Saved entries
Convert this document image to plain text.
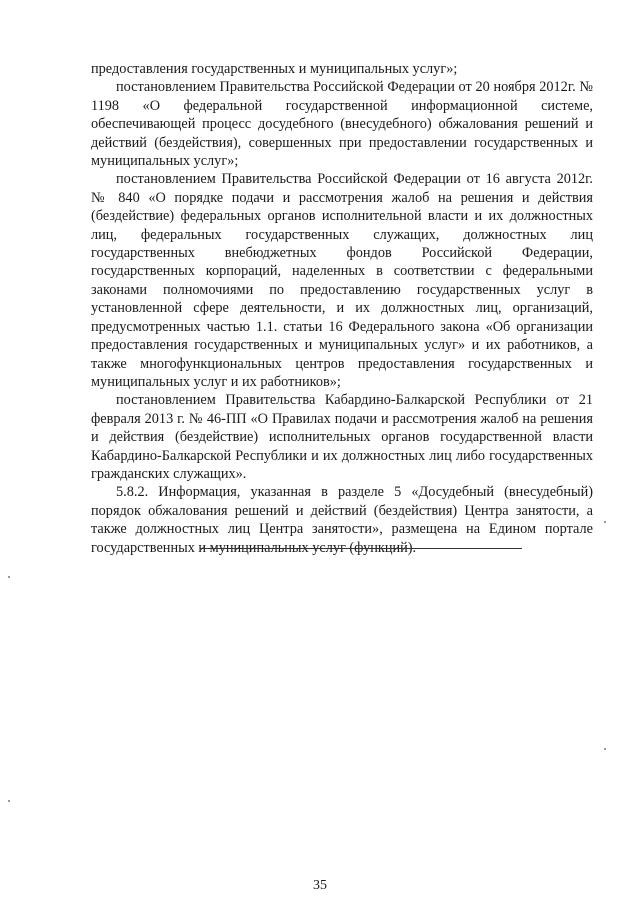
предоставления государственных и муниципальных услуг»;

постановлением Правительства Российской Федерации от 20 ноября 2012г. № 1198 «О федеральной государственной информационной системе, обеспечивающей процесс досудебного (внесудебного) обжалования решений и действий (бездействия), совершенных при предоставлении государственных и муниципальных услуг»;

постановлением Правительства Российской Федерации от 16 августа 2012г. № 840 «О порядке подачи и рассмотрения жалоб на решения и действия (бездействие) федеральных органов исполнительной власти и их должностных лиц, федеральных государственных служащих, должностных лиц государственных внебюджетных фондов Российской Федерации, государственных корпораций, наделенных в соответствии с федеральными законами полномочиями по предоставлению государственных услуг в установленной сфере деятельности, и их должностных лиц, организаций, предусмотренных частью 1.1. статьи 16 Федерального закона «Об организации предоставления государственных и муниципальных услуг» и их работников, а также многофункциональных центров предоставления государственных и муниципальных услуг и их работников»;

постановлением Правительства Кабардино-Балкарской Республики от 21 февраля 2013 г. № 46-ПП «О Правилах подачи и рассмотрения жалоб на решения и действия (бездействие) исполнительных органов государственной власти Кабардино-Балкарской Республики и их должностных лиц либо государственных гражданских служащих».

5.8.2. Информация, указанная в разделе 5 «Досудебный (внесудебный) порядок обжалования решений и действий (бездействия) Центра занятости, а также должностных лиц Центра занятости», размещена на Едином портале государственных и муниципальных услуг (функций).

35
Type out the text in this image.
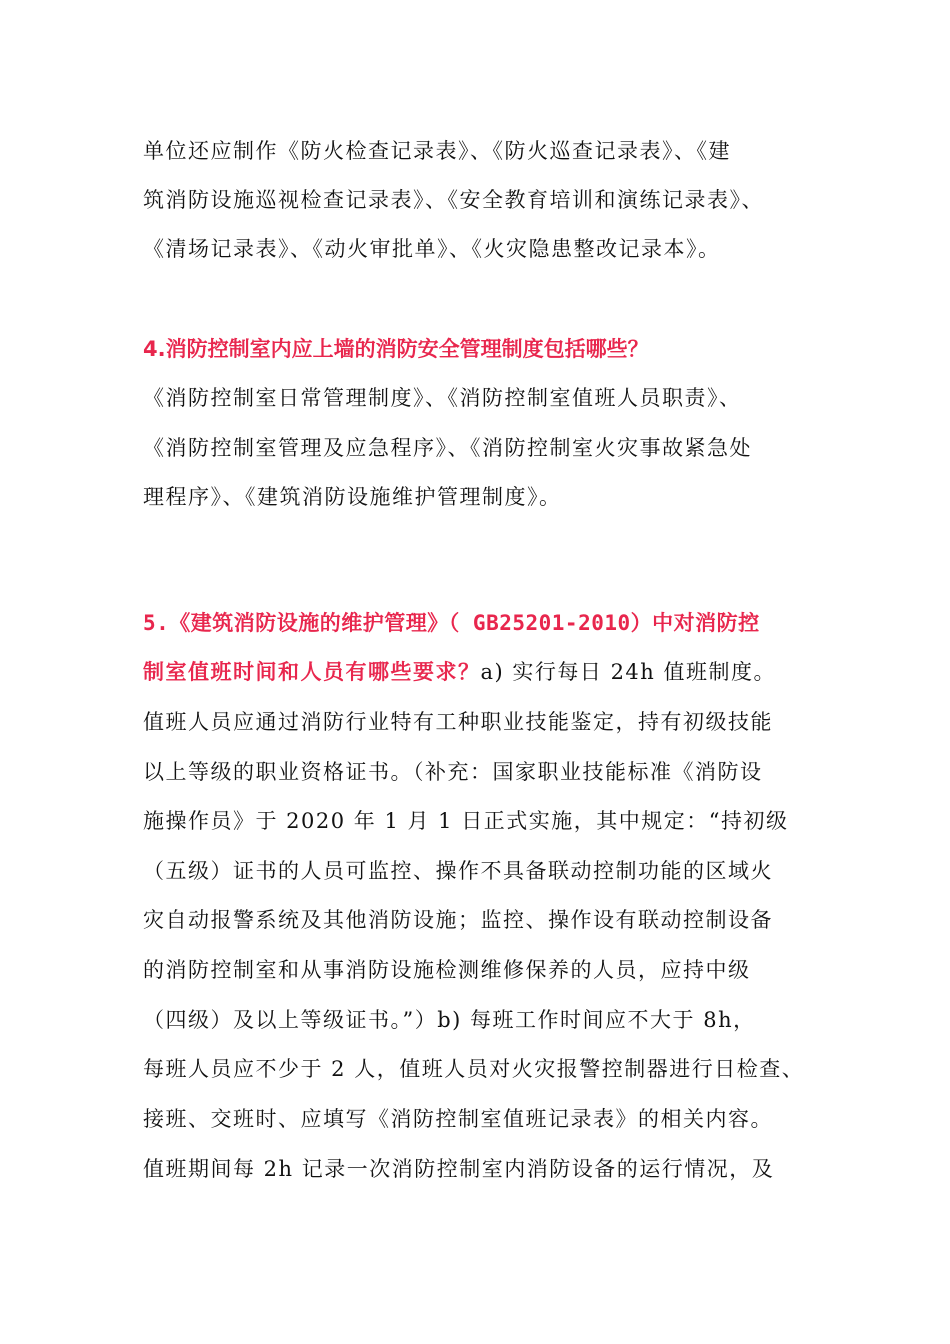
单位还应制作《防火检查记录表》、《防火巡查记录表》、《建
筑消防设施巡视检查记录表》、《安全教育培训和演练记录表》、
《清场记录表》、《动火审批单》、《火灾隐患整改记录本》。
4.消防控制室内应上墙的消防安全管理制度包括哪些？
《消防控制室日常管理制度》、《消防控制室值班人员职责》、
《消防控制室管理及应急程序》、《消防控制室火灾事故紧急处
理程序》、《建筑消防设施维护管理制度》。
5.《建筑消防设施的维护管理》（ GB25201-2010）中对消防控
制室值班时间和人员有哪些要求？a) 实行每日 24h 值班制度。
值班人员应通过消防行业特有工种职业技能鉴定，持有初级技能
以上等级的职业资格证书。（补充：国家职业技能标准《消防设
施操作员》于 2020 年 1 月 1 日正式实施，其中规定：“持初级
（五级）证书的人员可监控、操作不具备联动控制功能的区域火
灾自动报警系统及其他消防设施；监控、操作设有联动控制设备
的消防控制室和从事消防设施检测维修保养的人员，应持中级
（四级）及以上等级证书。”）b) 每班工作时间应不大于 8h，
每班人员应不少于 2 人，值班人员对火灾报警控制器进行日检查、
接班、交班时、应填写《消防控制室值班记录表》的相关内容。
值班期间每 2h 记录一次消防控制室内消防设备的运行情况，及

### What you are asked to do
Repeat the material above word for word, please, apart from its images.

### Written solution
Convert this document image to plain text.
предоставления государственных и муниципальных услуг»;

постановлением Правительства Российской Федерации от 20 ноября 2012г. № 1198 «О федеральной государственной информационной системе, обеспечивающей процесс досудебного (внесудебного) обжалования решений и действий (бездействия), совершенных при предоставлении государственных и муниципальных услуг»;

постановлением Правительства Российской Федерации от 16 августа 2012г. № 840 «О порядке подачи и рассмотрения жалоб на решения и действия (бездействие) федеральных органов исполнительной власти и их должностных лиц, федеральных государственных служащих, должностных лиц государственных внебюджетных фондов Российской Федерации, государственных корпораций, наделенных в соответствии с федеральными законами полномочиями по предоставлению государственных услуг в установленной сфере деятельности, и их должностных лиц, организаций, предусмотренных частью 1.1. статьи 16 Федерального закона «Об организации предоставления государственных и муниципальных услуг» и их работников, а также многофункциональных центров предоставления государственных и муниципальных услуг и их работников»;

постановлением Правительства Кабардино-Балкарской Республики от 21 февраля 2013 г. № 46-ПП «О Правилах подачи и рассмотрения жалоб на решения и действия (бездействие) исполнительных органов государственной власти Кабардино-Балкарской Республики и их должностных лиц либо государственных гражданских служащих».

5.8.2. Информация, указанная в разделе 5 «Досудебный (внесудебный) порядок обжалования решений и действий (бездействия) Центра занятости, а также должностных лиц Центра занятости», размещена на Едином портале государственных и муниципальных услуг (функций).

35
Type out the text in this image.
单位还应制作《防火检查记录表》、《防火巡查记录表》、《建
筑消防设施巡视检查记录表》、《安全教育培训和演练记录表》、
《清场记录表》、《动火审批单》、《火灾隐患整改记录本》。
4.消防控制室内应上墙的消防安全管理制度包括哪些？
《消防控制室日常管理制度》、《消防控制室值班人员职责》、
《消防控制室管理及应急程序》、《消防控制室火灾事故紧急处
理程序》、《建筑消防设施维护管理制度》。
5.《建筑消防设施的维护管理》（ GB25201-2010）中对消防控
制室值班时间和人员有哪些要求？a) 实行每日 24h 值班制度。
值班人员应通过消防行业特有工种职业技能鉴定，持有初级技能
以上等级的职业资格证书。（补充：国家职业技能标准《消防设
施操作员》于 2020 年 1 月 1 日正式实施，其中规定：“持初级
（五级）证书的人员可监控、操作不具备联动控制功能的区域火
灾自动报警系统及其他消防设施；监控、操作设有联动控制设备
的消防控制室和从事消防设施检测维修保养的人员，应持中级
（四级）及以上等级证书。”）b) 每班工作时间应不大于 8h，
每班人员应不少于 2 人，值班人员对火灾报警控制器进行日检查、
接班、交班时、应填写《消防控制室值班记录表》的相关内容。
值班期间每 2h 记录一次消防控制室内消防设备的运行情况，及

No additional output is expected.